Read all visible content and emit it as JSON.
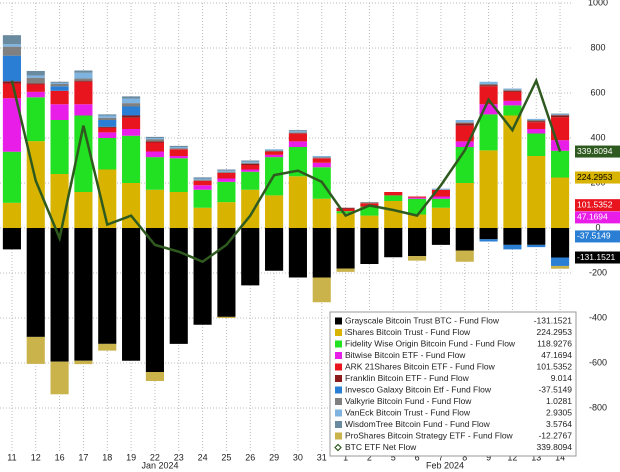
{
  "chart_data": {
    "type": "bar",
    "stacked": true,
    "categories": [
      "11",
      "12",
      "16",
      "17",
      "18",
      "19",
      "22",
      "23",
      "24",
      "25",
      "26",
      "29",
      "30",
      "31",
      "1",
      "2",
      "5",
      "6",
      "7",
      "8",
      "9",
      "12",
      "13",
      "14"
    ],
    "ylim": [
      -1000,
      1000
    ],
    "yticks": [
      -800,
      -600,
      -400,
      -200,
      0,
      200,
      400,
      600,
      800,
      1000
    ],
    "grid": true,
    "legend": "lower-right",
    "series": [
      {
        "name": "Grayscale Bitcoin Trust BTC - Fund Flow",
        "color": "#000000",
        "tag": true,
        "values": [
          -95,
          -484,
          -594,
          -590,
          -515,
          -590,
          -640,
          -515,
          -430,
          -395,
          -255,
          -190,
          -220,
          -220,
          -180,
          -160,
          -130,
          -125,
          -75,
          -100,
          -50,
          -75,
          -75,
          -131.1521
        ],
        "value_labels": [
          null,
          null,
          null,
          null,
          null,
          null,
          null,
          null,
          null,
          null,
          null,
          null,
          null,
          null,
          null,
          null,
          null,
          null,
          null,
          null,
          null,
          null,
          null,
          "-131.1521"
        ]
      },
      {
        "name": "iShares Bitcoin Trust - Fund Flow",
        "color": "#d8b400",
        "tag": true,
        "values": [
          112,
          386,
          240,
          160,
          260,
          200,
          170,
          160,
          90,
          115,
          170,
          145,
          230,
          130,
          65,
          55,
          120,
          60,
          90,
          200,
          345,
          500,
          320,
          224.2953
        ],
        "value_labels": [
          null,
          null,
          null,
          null,
          null,
          null,
          null,
          null,
          null,
          null,
          null,
          null,
          null,
          null,
          null,
          null,
          null,
          null,
          null,
          null,
          null,
          null,
          null,
          "224.2953"
        ]
      },
      {
        "name": "Fidelity Wise Origin Bitcoin Fund - Fund Flow",
        "color": "#22e022",
        "values": [
          227,
          195,
          240,
          340,
          140,
          210,
          145,
          150,
          80,
          90,
          80,
          170,
          130,
          140,
          10,
          40,
          25,
          70,
          40,
          160,
          160,
          45,
          100,
          118.9276
        ],
        "value_labels": [
          null,
          null,
          null,
          null,
          null,
          null,
          null,
          null,
          null,
          null,
          null,
          null,
          null,
          null,
          null,
          null,
          null,
          null,
          null,
          null,
          null,
          null,
          null,
          "118.9276"
        ]
      },
      {
        "name": "Bitwise Bitcoin ETF - Fund Flow",
        "color": "#e81ee8",
        "tag": true,
        "values": [
          238,
          24,
          70,
          50,
          25,
          30,
          25,
          10,
          20,
          15,
          10,
          10,
          25,
          20,
          0,
          0,
          0,
          5,
          10,
          25,
          45,
          20,
          20,
          47.1694
        ],
        "value_labels": [
          null,
          null,
          null,
          null,
          null,
          null,
          null,
          null,
          null,
          null,
          null,
          null,
          null,
          null,
          null,
          null,
          null,
          null,
          null,
          null,
          null,
          null,
          null,
          "47.1694"
        ]
      },
      {
        "name": "ARK 21Shares Bitcoin ETF - Fund Flow",
        "color": "#e8141e",
        "tag": true,
        "values": [
          65,
          33,
          60,
          100,
          20,
          50,
          40,
          30,
          20,
          25,
          20,
          15,
          35,
          20,
          10,
          15,
          15,
          5,
          30,
          70,
          80,
          40,
          30,
          101.5352
        ],
        "value_labels": [
          null,
          null,
          null,
          null,
          null,
          null,
          null,
          null,
          null,
          null,
          null,
          null,
          null,
          null,
          null,
          null,
          null,
          null,
          null,
          null,
          null,
          null,
          null,
          "101.5352"
        ]
      },
      {
        "name": "Franklin Bitcoin ETF - Fund Flow",
        "color": "#8b1a1a",
        "values": [
          10,
          5,
          0,
          5,
          5,
          10,
          5,
          0,
          0,
          0,
          5,
          0,
          0,
          0,
          5,
          0,
          0,
          0,
          0,
          10,
          5,
          5,
          5,
          9.014
        ]
      },
      {
        "name": "Invesco Galaxy Bitcoin Etf - Fund Flow",
        "color": "#2a7fd4",
        "tag": true,
        "values": [
          114,
          0,
          20,
          0,
          30,
          40,
          0,
          0,
          0,
          0,
          0,
          0,
          0,
          0,
          0,
          0,
          0,
          0,
          0,
          0,
          -10,
          -20,
          -10,
          -37.5149
        ],
        "value_labels": [
          null,
          null,
          null,
          null,
          null,
          null,
          null,
          null,
          null,
          null,
          null,
          null,
          null,
          null,
          null,
          null,
          null,
          null,
          null,
          null,
          null,
          null,
          null,
          "-37.5149"
        ]
      },
      {
        "name": "Valkyrie Bitcoin Fund - Fund Flow",
        "color": "#808080",
        "values": [
          40,
          25,
          10,
          10,
          10,
          15,
          10,
          5,
          5,
          5,
          5,
          5,
          5,
          5,
          0,
          5,
          0,
          0,
          0,
          5,
          5,
          5,
          5,
          1.0281
        ]
      },
      {
        "name": "VanEck Bitcoin Trust - Fund Flow",
        "color": "#7fb3e0",
        "values": [
          11,
          10,
          5,
          25,
          10,
          20,
          5,
          5,
          5,
          5,
          5,
          5,
          5,
          5,
          0,
          0,
          0,
          0,
          5,
          10,
          10,
          5,
          5,
          2.9305
        ]
      },
      {
        "name": "WisdomTree Bitcoin Fund - Fund Flow",
        "color": "#6a8aa0",
        "values": [
          40,
          20,
          5,
          10,
          5,
          10,
          5,
          5,
          5,
          5,
          5,
          0,
          5,
          0,
          0,
          0,
          0,
          0,
          0,
          0,
          0,
          0,
          0,
          3.5764
        ]
      },
      {
        "name": "ProShares Bitcoin Strategy ETF - Fund Flow",
        "color": "#c9b34a",
        "values": [
          0,
          -120,
          -145,
          -15,
          -30,
          0,
          -40,
          0,
          0,
          -5,
          0,
          0,
          0,
          -110,
          -15,
          0,
          0,
          -20,
          0,
          -50,
          0,
          0,
          0,
          -12.2767
        ]
      },
      {
        "name": "BTC ETF Net Flow",
        "color": "#2f5a1f",
        "type": "line",
        "tag": true,
        "values": [
          655,
          210,
          -45,
          455,
          15,
          55,
          -75,
          -105,
          -150,
          -75,
          55,
          235,
          255,
          205,
          55,
          100,
          80,
          55,
          190,
          345,
          570,
          435,
          655,
          339.8094
        ],
        "value_labels": [
          null,
          null,
          null,
          null,
          null,
          null,
          null,
          null,
          null,
          null,
          null,
          null,
          null,
          null,
          null,
          null,
          null,
          null,
          null,
          null,
          null,
          null,
          null,
          "339.8094"
        ]
      }
    ],
    "months": [
      "Jan 2024",
      "Feb 2024"
    ]
  }
}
※
* [Job]: Pull every line containing the word "Trust" out of the material.

* [Problem solution]:
        "name": "Grayscale Bitcoin Trust BTC - Fund Flow",
        "name": "iShares Bitcoin Trust - Fund Flow",
        "name": "VanEck Bitcoin Trust - Fund Flow",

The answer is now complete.